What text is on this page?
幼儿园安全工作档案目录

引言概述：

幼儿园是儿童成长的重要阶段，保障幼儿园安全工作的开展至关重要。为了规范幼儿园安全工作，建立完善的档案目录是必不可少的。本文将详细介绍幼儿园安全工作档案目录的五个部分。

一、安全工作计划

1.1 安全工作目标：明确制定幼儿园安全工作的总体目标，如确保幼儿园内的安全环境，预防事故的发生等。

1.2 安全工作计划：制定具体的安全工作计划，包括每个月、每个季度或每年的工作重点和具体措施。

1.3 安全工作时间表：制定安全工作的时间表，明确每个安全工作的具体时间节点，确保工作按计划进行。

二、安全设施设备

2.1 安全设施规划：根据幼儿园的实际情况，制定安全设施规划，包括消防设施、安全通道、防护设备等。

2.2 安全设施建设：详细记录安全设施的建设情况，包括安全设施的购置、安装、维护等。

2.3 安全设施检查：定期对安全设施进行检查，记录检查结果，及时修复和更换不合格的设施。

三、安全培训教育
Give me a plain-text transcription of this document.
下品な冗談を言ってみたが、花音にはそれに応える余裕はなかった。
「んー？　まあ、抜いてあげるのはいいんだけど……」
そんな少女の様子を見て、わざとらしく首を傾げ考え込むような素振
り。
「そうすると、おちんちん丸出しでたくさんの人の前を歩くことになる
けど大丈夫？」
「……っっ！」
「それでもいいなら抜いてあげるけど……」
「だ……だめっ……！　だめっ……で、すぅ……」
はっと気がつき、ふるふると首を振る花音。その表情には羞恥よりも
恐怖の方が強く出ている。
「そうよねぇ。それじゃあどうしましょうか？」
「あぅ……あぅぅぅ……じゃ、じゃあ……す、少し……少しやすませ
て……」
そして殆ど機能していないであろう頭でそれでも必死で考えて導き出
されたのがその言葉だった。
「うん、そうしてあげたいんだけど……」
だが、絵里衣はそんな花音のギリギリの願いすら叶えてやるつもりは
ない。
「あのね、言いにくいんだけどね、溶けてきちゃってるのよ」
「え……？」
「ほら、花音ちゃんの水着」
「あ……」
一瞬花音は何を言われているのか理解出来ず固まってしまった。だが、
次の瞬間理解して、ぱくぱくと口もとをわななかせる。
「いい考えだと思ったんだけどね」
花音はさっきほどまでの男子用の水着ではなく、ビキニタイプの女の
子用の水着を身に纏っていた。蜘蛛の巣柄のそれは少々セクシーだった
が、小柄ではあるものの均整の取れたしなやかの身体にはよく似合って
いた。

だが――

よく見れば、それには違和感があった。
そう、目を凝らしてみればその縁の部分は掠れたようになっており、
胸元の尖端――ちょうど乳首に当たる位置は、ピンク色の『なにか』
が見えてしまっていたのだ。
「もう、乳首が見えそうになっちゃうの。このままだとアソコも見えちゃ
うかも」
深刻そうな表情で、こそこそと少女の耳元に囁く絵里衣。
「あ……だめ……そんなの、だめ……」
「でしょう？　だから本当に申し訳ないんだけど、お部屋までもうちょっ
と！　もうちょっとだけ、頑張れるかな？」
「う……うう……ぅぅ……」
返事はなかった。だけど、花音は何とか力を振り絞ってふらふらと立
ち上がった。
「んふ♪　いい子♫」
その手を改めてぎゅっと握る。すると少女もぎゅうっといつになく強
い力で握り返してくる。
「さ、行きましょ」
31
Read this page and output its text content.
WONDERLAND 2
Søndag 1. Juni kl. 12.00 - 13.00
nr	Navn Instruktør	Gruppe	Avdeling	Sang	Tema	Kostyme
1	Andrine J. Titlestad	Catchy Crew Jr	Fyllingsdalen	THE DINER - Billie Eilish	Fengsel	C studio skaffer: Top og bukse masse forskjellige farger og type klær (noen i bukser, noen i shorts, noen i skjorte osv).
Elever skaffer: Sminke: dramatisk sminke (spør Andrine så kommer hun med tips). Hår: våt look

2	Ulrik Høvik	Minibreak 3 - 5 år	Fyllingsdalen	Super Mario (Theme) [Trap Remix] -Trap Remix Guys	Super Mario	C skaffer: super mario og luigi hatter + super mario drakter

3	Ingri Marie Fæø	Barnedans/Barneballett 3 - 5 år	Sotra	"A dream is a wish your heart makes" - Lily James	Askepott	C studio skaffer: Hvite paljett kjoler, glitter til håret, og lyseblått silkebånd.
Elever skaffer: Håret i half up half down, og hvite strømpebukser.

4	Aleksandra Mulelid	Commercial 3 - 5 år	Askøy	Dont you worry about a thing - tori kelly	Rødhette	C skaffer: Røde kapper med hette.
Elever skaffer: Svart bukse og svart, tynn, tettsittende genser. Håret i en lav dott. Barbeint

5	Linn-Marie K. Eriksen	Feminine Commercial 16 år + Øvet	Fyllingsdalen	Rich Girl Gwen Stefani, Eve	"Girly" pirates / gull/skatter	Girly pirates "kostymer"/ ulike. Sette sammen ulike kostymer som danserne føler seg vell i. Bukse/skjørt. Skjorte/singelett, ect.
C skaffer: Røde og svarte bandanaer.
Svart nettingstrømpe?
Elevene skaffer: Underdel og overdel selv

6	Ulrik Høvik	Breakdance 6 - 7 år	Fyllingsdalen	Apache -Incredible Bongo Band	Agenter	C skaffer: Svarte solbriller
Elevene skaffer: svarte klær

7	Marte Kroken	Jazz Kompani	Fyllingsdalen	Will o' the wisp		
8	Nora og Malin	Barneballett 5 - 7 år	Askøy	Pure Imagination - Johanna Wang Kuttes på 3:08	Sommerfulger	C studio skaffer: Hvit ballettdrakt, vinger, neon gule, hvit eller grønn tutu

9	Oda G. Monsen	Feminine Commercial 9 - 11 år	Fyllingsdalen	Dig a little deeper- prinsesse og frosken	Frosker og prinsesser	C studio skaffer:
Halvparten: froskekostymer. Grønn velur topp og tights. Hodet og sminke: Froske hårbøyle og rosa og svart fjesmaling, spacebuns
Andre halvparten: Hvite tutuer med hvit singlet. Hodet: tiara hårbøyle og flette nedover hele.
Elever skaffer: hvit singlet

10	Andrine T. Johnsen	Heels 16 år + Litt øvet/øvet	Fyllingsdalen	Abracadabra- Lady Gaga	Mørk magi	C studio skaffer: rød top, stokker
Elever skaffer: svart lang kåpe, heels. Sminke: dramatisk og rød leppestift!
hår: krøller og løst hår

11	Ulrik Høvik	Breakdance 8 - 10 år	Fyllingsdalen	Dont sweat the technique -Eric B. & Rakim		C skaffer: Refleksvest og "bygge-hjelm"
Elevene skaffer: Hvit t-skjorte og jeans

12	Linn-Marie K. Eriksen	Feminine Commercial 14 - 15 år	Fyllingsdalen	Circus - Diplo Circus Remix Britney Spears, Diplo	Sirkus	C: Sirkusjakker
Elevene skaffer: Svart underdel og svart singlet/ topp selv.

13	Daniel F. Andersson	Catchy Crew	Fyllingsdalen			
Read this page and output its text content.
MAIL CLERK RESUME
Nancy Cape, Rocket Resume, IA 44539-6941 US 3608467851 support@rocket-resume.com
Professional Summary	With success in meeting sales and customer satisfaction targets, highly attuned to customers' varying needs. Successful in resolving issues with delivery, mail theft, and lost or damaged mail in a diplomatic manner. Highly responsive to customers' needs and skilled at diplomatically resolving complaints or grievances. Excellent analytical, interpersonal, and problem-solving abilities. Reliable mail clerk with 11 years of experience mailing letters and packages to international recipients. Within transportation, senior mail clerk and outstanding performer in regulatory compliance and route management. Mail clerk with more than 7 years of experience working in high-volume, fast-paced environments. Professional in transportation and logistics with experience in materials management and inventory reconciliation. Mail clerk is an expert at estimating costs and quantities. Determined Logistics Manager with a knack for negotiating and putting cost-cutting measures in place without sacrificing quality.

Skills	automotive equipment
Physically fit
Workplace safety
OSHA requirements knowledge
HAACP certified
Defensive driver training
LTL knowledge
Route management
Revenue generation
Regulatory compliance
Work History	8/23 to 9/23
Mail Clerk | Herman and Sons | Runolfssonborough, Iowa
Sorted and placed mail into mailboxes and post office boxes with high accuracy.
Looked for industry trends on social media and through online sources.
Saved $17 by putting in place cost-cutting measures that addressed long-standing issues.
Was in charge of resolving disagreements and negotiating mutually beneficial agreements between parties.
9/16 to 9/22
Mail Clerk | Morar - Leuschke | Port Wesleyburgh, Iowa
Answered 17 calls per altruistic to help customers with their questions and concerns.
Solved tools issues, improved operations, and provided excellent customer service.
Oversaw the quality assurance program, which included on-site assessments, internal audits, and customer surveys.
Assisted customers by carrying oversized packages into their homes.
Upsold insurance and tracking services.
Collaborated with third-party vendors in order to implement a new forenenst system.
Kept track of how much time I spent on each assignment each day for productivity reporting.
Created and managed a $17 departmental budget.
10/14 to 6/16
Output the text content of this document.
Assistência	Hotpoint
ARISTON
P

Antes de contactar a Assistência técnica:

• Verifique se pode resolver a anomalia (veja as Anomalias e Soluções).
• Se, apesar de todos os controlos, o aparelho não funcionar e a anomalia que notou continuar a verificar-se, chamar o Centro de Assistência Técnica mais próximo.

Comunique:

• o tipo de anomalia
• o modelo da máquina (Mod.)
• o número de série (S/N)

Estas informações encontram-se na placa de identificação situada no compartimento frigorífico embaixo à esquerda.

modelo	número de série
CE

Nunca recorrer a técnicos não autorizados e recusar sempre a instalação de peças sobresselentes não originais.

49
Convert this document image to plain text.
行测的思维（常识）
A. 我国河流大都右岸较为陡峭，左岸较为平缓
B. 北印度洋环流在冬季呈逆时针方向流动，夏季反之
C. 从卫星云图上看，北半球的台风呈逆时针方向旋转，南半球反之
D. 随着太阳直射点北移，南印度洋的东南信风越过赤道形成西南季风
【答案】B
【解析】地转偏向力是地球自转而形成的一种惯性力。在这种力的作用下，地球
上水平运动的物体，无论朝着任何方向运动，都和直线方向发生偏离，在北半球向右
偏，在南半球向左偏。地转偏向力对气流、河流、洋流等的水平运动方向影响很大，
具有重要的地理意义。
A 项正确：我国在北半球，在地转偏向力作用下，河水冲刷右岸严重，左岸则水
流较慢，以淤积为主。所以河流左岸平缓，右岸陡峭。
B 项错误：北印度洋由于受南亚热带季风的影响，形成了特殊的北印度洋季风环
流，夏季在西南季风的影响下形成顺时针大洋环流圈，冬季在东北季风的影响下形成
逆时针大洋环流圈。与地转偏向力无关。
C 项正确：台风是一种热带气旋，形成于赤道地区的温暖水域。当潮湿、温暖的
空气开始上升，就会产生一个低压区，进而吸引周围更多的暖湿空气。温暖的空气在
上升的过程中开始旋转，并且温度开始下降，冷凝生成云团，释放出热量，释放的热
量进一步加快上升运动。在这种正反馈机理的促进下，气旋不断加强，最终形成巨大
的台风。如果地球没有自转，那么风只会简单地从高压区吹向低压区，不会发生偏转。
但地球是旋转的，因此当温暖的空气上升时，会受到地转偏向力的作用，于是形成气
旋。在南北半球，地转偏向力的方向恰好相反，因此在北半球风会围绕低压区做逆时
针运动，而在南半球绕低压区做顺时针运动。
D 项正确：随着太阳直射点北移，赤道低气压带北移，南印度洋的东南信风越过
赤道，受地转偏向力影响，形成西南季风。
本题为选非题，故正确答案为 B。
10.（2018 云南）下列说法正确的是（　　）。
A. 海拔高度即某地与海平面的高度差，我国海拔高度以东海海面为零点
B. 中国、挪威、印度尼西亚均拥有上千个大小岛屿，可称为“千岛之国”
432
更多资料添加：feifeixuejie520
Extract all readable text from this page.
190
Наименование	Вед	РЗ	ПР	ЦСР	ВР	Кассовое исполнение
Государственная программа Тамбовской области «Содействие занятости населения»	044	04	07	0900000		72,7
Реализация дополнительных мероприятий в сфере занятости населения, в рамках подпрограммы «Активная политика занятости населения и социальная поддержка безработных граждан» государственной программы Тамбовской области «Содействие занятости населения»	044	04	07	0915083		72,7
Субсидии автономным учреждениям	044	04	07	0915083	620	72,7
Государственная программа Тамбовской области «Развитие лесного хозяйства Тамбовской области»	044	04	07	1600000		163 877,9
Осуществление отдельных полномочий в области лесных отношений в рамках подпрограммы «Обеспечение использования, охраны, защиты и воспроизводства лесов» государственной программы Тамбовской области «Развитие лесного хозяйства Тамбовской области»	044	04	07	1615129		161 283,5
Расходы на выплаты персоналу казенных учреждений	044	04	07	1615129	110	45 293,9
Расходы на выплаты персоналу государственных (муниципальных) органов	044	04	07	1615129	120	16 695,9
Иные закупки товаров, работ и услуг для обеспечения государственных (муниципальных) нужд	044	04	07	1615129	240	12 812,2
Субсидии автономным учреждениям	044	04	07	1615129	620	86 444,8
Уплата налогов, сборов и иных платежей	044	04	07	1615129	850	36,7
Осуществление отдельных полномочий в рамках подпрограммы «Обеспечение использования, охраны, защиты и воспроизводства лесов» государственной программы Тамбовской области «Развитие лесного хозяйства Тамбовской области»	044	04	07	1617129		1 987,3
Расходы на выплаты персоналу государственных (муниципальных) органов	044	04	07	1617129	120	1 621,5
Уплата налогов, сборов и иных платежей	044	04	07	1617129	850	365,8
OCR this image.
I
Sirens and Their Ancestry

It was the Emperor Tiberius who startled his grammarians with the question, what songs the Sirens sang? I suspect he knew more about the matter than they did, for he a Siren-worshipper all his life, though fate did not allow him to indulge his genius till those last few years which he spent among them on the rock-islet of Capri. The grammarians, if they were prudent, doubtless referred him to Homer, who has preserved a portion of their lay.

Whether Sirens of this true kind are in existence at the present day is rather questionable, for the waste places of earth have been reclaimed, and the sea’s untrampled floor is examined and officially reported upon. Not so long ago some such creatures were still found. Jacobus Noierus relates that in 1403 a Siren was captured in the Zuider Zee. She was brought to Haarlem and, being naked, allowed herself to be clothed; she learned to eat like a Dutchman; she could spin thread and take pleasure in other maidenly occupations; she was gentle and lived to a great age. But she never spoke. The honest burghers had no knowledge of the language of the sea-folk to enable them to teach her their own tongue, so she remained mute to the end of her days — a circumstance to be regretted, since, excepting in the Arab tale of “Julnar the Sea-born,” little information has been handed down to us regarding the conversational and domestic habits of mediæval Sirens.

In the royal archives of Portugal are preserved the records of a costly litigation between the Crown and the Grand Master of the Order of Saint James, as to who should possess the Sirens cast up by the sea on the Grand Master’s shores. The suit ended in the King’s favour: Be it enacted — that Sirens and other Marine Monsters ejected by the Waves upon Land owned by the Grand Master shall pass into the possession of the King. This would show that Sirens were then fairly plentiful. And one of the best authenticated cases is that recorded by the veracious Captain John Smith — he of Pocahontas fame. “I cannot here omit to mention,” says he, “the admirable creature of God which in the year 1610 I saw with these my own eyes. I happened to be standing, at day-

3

#####

What you need to do: Copy out each line of the data where the string "Расходы" appears.

Full output:
Расходы на выплаты персоналу казенных учреждений	044	04	07	1615129	110	45 293,9
Расходы на выплаты персоналу государственных (муниципальных) органов	044	04	07	1615129	120	16 695,9
Расходы на выплаты персоналу государственных (муниципальных) органов	044	04	07	1617129	120	1 621,5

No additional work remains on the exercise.